Supplied material -
+-------+

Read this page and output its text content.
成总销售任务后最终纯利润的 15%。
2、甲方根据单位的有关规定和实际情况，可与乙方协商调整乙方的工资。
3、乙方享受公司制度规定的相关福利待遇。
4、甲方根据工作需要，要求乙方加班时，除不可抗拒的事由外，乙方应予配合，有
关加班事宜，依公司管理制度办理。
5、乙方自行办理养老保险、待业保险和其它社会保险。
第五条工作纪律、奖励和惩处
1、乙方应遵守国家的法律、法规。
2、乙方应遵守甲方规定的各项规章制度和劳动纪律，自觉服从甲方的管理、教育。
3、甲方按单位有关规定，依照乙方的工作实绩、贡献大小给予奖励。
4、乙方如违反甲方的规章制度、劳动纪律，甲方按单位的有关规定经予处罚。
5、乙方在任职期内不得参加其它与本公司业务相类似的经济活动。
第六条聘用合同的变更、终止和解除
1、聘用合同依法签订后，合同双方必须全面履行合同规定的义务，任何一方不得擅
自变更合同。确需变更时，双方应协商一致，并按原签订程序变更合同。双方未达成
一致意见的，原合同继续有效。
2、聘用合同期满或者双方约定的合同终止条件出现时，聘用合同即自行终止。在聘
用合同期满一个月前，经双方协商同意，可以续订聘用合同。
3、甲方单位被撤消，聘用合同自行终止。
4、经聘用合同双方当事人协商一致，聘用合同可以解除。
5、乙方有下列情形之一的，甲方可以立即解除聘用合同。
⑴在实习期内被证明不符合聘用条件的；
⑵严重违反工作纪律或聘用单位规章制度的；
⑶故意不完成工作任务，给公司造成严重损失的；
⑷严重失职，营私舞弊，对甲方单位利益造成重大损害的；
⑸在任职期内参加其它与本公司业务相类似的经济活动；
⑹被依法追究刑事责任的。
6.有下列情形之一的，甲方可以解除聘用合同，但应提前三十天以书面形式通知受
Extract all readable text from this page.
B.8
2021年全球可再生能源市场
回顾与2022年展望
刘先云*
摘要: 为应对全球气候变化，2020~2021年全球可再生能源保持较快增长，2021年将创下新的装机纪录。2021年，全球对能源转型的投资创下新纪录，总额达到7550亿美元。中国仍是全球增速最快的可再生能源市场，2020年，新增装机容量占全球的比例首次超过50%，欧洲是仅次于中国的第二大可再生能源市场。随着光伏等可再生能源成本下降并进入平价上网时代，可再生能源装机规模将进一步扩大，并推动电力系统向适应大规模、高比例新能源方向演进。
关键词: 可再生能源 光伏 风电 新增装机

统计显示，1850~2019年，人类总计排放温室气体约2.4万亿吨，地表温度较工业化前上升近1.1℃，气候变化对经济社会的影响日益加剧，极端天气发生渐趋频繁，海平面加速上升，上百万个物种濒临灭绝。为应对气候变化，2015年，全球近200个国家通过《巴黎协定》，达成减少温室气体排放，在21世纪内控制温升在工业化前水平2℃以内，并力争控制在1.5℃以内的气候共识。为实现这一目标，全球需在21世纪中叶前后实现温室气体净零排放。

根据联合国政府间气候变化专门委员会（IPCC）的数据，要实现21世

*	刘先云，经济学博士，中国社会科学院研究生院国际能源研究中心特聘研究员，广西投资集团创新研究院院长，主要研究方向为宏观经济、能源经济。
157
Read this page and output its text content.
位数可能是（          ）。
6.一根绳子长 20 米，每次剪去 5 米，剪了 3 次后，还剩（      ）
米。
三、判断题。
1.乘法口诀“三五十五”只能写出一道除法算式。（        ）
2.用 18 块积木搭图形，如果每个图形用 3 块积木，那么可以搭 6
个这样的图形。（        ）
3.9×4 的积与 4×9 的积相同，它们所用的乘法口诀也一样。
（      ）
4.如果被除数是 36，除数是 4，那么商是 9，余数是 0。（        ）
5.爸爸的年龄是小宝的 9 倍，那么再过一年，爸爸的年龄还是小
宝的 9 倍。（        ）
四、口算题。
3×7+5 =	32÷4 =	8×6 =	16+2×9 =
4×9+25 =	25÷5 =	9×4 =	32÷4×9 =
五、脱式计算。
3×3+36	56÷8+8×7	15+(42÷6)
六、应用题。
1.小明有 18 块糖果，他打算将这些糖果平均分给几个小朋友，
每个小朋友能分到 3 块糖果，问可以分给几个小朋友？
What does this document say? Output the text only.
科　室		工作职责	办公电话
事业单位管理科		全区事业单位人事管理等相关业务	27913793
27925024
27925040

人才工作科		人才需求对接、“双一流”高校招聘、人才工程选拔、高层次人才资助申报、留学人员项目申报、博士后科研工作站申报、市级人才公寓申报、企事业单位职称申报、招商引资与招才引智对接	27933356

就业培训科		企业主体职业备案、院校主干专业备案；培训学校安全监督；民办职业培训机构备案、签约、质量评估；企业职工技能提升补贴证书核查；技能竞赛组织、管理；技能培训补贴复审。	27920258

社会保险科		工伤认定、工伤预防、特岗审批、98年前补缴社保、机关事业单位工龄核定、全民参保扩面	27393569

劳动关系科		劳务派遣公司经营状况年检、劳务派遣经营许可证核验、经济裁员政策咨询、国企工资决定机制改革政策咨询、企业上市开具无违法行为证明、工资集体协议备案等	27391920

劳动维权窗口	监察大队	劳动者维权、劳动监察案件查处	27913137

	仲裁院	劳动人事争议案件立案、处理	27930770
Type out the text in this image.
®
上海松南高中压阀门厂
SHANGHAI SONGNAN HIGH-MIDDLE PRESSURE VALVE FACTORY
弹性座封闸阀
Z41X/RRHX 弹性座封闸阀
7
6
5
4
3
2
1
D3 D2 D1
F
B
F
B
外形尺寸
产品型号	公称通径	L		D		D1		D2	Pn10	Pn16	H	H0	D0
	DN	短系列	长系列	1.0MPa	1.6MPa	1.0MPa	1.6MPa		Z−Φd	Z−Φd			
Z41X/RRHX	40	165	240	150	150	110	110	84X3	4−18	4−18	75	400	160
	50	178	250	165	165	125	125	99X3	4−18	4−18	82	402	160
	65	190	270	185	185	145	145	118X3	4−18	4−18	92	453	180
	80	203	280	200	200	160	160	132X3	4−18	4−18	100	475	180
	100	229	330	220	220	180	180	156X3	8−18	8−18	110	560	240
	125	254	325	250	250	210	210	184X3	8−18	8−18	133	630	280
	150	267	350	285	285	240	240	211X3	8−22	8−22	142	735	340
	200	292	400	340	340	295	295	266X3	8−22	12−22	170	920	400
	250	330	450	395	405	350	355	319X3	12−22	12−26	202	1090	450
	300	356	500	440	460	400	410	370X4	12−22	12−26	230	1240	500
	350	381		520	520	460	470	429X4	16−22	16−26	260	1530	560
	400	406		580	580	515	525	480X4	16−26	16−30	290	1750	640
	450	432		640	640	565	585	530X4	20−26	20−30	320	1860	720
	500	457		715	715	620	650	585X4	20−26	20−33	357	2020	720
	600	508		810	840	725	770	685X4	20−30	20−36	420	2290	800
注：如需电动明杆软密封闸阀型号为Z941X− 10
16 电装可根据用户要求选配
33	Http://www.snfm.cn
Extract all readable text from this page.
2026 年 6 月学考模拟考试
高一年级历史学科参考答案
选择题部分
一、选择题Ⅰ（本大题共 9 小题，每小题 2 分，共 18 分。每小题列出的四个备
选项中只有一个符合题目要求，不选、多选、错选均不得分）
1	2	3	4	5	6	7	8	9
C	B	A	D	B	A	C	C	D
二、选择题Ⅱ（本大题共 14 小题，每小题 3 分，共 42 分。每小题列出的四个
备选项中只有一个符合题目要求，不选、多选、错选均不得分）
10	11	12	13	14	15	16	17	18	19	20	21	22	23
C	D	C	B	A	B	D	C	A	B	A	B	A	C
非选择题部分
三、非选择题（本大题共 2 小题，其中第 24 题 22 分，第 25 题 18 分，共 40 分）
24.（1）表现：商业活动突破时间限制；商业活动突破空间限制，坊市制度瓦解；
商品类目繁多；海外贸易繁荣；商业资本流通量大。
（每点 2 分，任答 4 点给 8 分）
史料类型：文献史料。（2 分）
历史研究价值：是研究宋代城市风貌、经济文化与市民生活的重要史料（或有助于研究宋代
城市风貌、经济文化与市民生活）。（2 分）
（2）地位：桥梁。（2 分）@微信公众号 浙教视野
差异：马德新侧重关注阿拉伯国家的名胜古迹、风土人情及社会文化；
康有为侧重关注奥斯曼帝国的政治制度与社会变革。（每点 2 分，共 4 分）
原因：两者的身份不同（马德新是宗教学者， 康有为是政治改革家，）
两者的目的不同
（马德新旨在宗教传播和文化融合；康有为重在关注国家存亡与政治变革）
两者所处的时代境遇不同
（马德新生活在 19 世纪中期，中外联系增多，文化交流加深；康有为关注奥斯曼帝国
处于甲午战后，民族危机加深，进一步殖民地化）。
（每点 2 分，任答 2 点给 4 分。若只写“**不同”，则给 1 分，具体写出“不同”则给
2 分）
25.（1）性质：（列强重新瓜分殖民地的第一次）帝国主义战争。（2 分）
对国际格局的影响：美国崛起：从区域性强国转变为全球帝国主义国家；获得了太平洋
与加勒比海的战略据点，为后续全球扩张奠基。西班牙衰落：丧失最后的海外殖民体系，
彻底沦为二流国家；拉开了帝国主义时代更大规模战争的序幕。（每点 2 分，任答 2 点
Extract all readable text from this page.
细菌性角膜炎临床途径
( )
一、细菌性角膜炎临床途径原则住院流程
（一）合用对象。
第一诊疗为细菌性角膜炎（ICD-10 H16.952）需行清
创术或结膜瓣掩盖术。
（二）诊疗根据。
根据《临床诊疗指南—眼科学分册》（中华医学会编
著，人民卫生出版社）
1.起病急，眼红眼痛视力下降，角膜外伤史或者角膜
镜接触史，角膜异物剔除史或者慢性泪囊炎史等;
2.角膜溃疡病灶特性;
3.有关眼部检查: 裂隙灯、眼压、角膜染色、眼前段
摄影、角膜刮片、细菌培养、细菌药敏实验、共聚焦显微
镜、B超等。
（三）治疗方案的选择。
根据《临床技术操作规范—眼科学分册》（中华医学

+-------+

What you are asked to do -
From the records above, pick out and copy each line holding the word "本大题共".

Answer to the exercise -
一、选择题Ⅰ（本大题共 9 小题，每小题 2 分，共 18 分。每小题列出的四个备
二、选择题Ⅱ（本大题共 14 小题，每小题 3 分，共 42 分。每小题列出的四个
三、非选择题（本大题共 2 小题，其中第 24 题 22 分，第 25 题 18 分，共 40 分）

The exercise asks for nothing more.